(ФРАГМЕНТ ТЕКСТА):
=-=-=-=-=

Лиля Брик. Жизнь - Василий Катанян 23 стр.


Их руки похожи на их инструмент,

Их инструмент — на их руки,

Их брюки на горы, на стволы деревьев,

Только те брюки правильные, на которых

складка не заглажена. У Тотора эта складка будет в воскресенье:

Он вольноотпущенник, он вне всего,

Это нравится его жене, его дочери, его консьержке. Тотор шикарен,

Он переряжен В неделю раз,

Кисти его рук тяжело повисли, они много поработали,

Носили тяжести, рушили, строили,

очень высоко, очень глубоко, под водой, в поднебесье,

На всем земном шаре.

ВОТ ОНИ, ЭТИ РУКИ!

Они не похожи на руки его хозяина, ни на благословляющие руки прелата.

Пока машина будет работать на хозяев, вид этих рук не изменится.

Но близятся времена, когда машина станет работать НА НИХ.

Тогда и у него будут такие руки, как у его хозяина.

ПОЧЕМУ БЫ НЕТ?

И у него, в свою очередь, будут перчатки.

ПОЧЕМУ БЫ НЕТ?

ЕГО МАШИНА, ЕГО ЗАВОД, это близится, оно на пути.

ЕГО ЖИЗНЬ НАЧИНАЕТСЯ СЕГОДНЯ!

(Напечатано в журнале «Heures Claires des Femmes Francaises»)

С годами все три семьи — Леже-Бокье, Брик-Катанян, Арагон-Триоле — изменились, время и возраст сыграли свою роль, все стали нетерпимее, резче, чаще раздражались на Надю, отношения с ней разладились, что явно чувствуется в переписке сестер. Им невыносимо было слышать от Нади ее вечные панегирики Сталину и коммунизму, оправдание наших безобразий и беззаконий, ее нетерпимость ко всему заграничному, несмотря на миллионы в банках, виллы, лимузины и открытый счет у «Ланвен». Разговоры и споры стали принимать характер скандала.

В своей одержимости Надя доходила до прямого доносительства. Об этом всем нам стало известно 24 сентября 1994 года из газеты «Культура»:

«Ростропович представил газете текст, с которым он ознакомился в секретном архиве КГБ. Это письмо в 1974 году Надя Леже направила Петру Абрасимову, в то время заведующему отделом ЦК КПСС. Ее удивляло поведение супруги Ростроповича певицы Галины Вишневской, недовольной тем, что ее мужа посылают выступать перед колхозниками. По мнению Нади Леже, «не все могут поехать в город, чтобы послушать оперу» и Ростропович должен почитать за честь поездку по деревням. «Полагаю, Ростроповичу и его жене следует предложить остаться на Западе, т. к. они не способны испытывать признательность по отношению к СССР, который дал им образование и сделал из них знаменитостей».

Вот так.

=-=-=-=-=

(ИСХОДНЫЕ ДАННЫЕ):
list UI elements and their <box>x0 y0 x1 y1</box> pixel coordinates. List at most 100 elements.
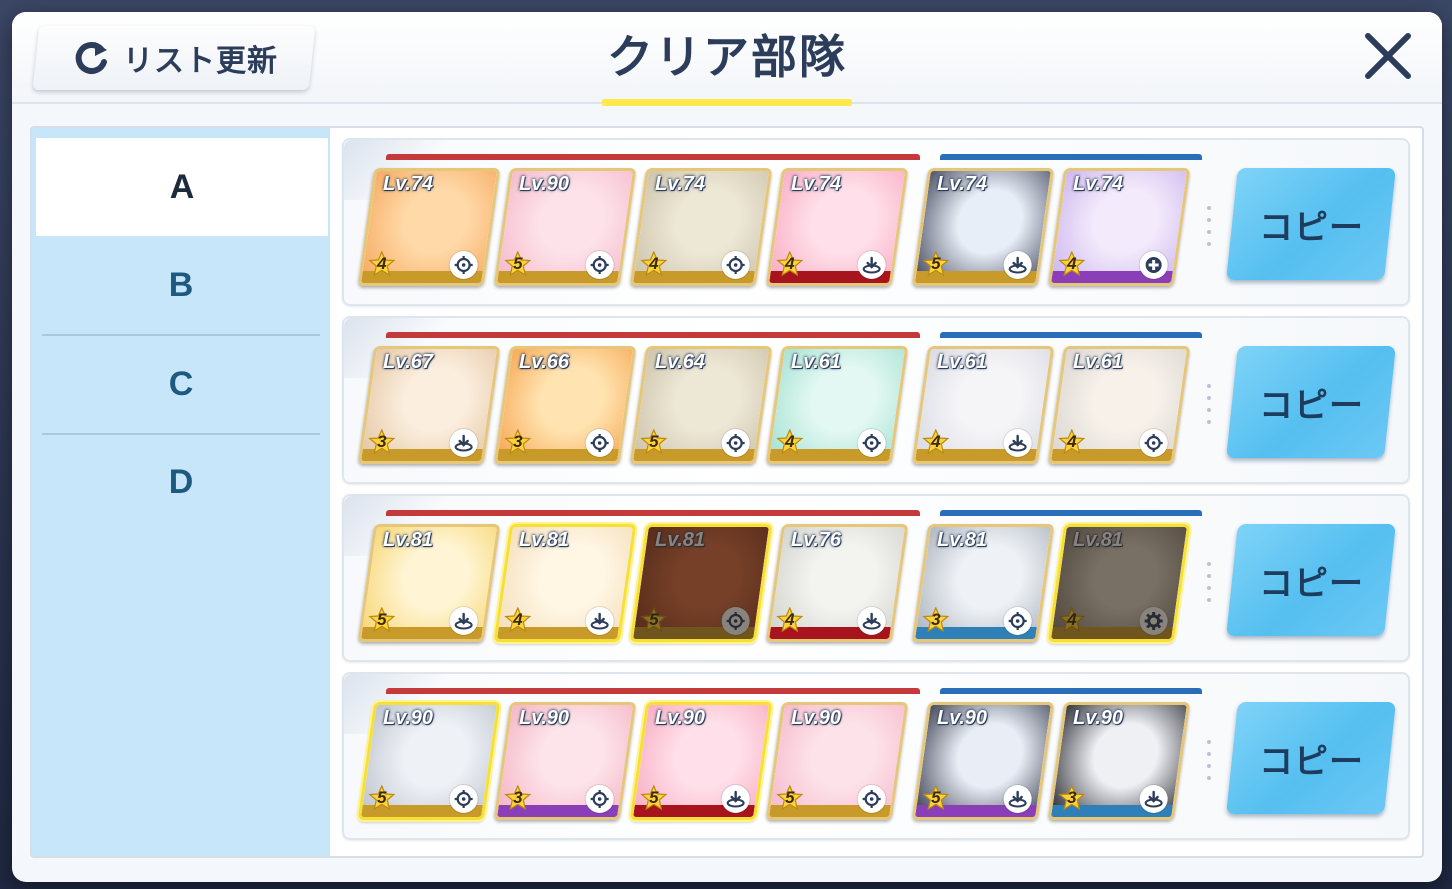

=-=-=-=-=

(ЗАДАЧИ И ЗАДАНИЯ):
a) Кому, согласно фрагменту текста, Надя Леже направила письмо в 1974 году?
b) Назовите все семьи, которые, по словам фрагмента текста, с годами изменились.
c) Продолжите фрагмент текста о Наде Леже с того места, на котором он заканчивается.

(ОТВЕТЫ):
a) Петру Абрасимову, в то время заведующему отделом ЦК КПСС.

b) Леже-Бокье, Брик-Катанян, Арагон-Триоле.

c)
ЛЮ и Эльза не могли знать об этом доносе, но вели с Надей жестокие идейные споры, и отношения обострились до предела. Другие Надины друзья, зная о ее взглядах, пропускали все мимо ушей. Слишком велик был соблазн «сладкой жизни», которую Надя оплачивала знаменитым (при ее тщеславии) и нужным ей людям. Вообще же она была человеком широким и щедрым, а художницей небесталанной.

В один прекрасный вечер Надя и Фурцева пришли в Большой театр на «Дон Кихота» с Плисецкой. Сидя в первом ряду, Надя в своей громкой и безапелляционной манере возмущенно говорила Фурцевой, что «Арагонам и

Брик нельзя доверять, что они отпетые антисоветчики и относиться к ним надо соответственно». Все это слышали окружающие — Надя и не считала нужным понижать голос. А в то время прослыть антисоветчиком нашим гражданам не сулило ничего хорошего.

Этого было достаточно, чтобы ЛЮ, Василий Абгарович, Эльза и Арагон прервали с Надей всякие отношения. До самой смерти они пребывали в глубокой вражде с ней.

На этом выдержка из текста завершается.